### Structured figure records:
_ _ _ _

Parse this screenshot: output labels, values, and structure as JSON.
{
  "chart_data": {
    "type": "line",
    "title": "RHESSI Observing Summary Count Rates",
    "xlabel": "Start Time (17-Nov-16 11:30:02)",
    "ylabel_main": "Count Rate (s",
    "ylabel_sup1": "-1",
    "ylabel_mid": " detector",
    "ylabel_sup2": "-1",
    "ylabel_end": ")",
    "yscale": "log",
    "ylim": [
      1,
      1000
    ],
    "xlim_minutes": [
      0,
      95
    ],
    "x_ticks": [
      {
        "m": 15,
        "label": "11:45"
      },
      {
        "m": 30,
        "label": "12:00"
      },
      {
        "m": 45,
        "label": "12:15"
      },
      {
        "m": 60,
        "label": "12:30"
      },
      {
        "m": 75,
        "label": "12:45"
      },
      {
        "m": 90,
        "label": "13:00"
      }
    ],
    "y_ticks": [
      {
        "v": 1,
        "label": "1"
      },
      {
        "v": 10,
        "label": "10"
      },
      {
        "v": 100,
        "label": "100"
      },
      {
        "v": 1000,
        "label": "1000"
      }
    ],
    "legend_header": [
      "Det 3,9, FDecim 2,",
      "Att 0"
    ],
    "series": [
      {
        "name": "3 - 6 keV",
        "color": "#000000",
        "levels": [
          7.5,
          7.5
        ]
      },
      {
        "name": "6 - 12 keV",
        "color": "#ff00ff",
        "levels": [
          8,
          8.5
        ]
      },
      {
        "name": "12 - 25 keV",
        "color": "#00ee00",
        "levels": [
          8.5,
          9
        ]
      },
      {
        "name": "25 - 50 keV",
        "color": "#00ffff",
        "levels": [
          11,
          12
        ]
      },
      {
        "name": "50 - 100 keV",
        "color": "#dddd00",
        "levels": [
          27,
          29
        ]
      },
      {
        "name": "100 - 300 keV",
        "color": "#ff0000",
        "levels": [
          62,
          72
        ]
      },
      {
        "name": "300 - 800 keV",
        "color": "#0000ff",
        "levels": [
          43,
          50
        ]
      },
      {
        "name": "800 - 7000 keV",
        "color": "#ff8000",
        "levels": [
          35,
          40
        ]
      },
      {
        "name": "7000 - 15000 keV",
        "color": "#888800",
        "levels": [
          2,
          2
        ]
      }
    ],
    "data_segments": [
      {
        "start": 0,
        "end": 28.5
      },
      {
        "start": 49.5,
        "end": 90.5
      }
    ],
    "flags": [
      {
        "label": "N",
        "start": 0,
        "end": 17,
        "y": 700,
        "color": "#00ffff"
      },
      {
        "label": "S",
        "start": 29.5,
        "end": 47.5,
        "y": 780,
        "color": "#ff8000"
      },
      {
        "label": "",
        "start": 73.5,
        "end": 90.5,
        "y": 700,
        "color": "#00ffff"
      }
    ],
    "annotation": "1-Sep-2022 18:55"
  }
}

_ _ _ _

### REQUIREMENTS:
Return all of the entries exactly as written.

### SOLUTION:
Parse this screenshot: output labels, values, and structure as JSON.
{
  "chart_data": {
    "type": "line",
    "title": "RHESSI Observing Summary Count Rates",
    "xlabel": "Start Time (17-Nov-16 11:30:02)",
    "ylabel_main": "Count Rate (s",
    "ylabel_sup1": "-1",
    "ylabel_mid": " detector",
    "ylabel_sup2": "-1",
    "ylabel_end": ")",
    "yscale": "log",
    "ylim": [
      1,
      1000
    ],
    "xlim_minutes": [
      0,
      95
    ],
    "x_ticks": [
      {
        "m": 15,
        "label": "11:45"
      },
      {
        "m": 30,
        "label": "12:00"
      },
      {
        "m": 45,
        "label": "12:15"
      },
      {
        "m": 60,
        "label": "12:30"
      },
      {
        "m": 75,
        "label": "12:45"
      },
      {
        "m": 90,
        "label": "13:00"
      }
    ],
    "y_ticks": [
      {
        "v": 1,
        "label": "1"
      },
      {
        "v": 10,
        "label": "10"
      },
      {
        "v": 100,
        "label": "100"
      },
      {
        "v": 1000,
        "label": "1000"
      }
    ],
    "legend_header": [
      "Det 3,9, FDecim 2,",
      "Att 0"
    ],
    "series": [
      {
        "name": "3 - 6 keV",
        "color": "#000000",
        "levels": [
          7.5,
          7.5
        ]
      },
      {
        "name": "6 - 12 keV",
        "color": "#ff00ff",
        "levels": [
          8,
          8.5
        ]
      },
      {
        "name": "12 - 25 keV",
        "color": "#00ee00",
        "levels": [
          8.5,
          9
        ]
      },
      {
        "name": "25 - 50 keV",
        "color": "#00ffff",
        "levels": [
          11,
          12
        ]
      },
      {
        "name": "50 - 100 keV",
        "color": "#dddd00",
        "levels": [
          27,
          29
        ]
      },
      {
        "name": "100 - 300 keV",
        "color": "#ff0000",
        "levels": [
          62,
          72
        ]
      },
      {
        "name": "300 - 800 keV",
        "color": "#0000ff",
        "levels": [
          43,
          50
        ]
      },
      {
        "name": "800 - 7000 keV",
        "color": "#ff8000",
        "levels": [
          35,
          40
        ]
      },
      {
        "name": "7000 - 15000 keV",
        "color": "#888800",
        "levels": [
          2,
          2
        ]
      }
    ],
    "data_segments": [
      {
        "start": 0,
        "end": 28.5
      },
      {
        "start": 49.5,
        "end": 90.5
      }
    ],
    "flags": [
      {
        "label": "N",
        "start": 0,
        "end": 17,
        "y": 700,
        "color": "#00ffff"
      },
      {
        "label": "S",
        "start": 29.5,
        "end": 47.5,
        "y": 780,
        "color": "#ff8000"
      },
      {
        "label": "",
        "start": 73.5,
        "end": 90.5,
        "y": 700,
        "color": "#00ffff"
      }
    ],
    "annotation": "1-Sep-2022 18:55"
  }
}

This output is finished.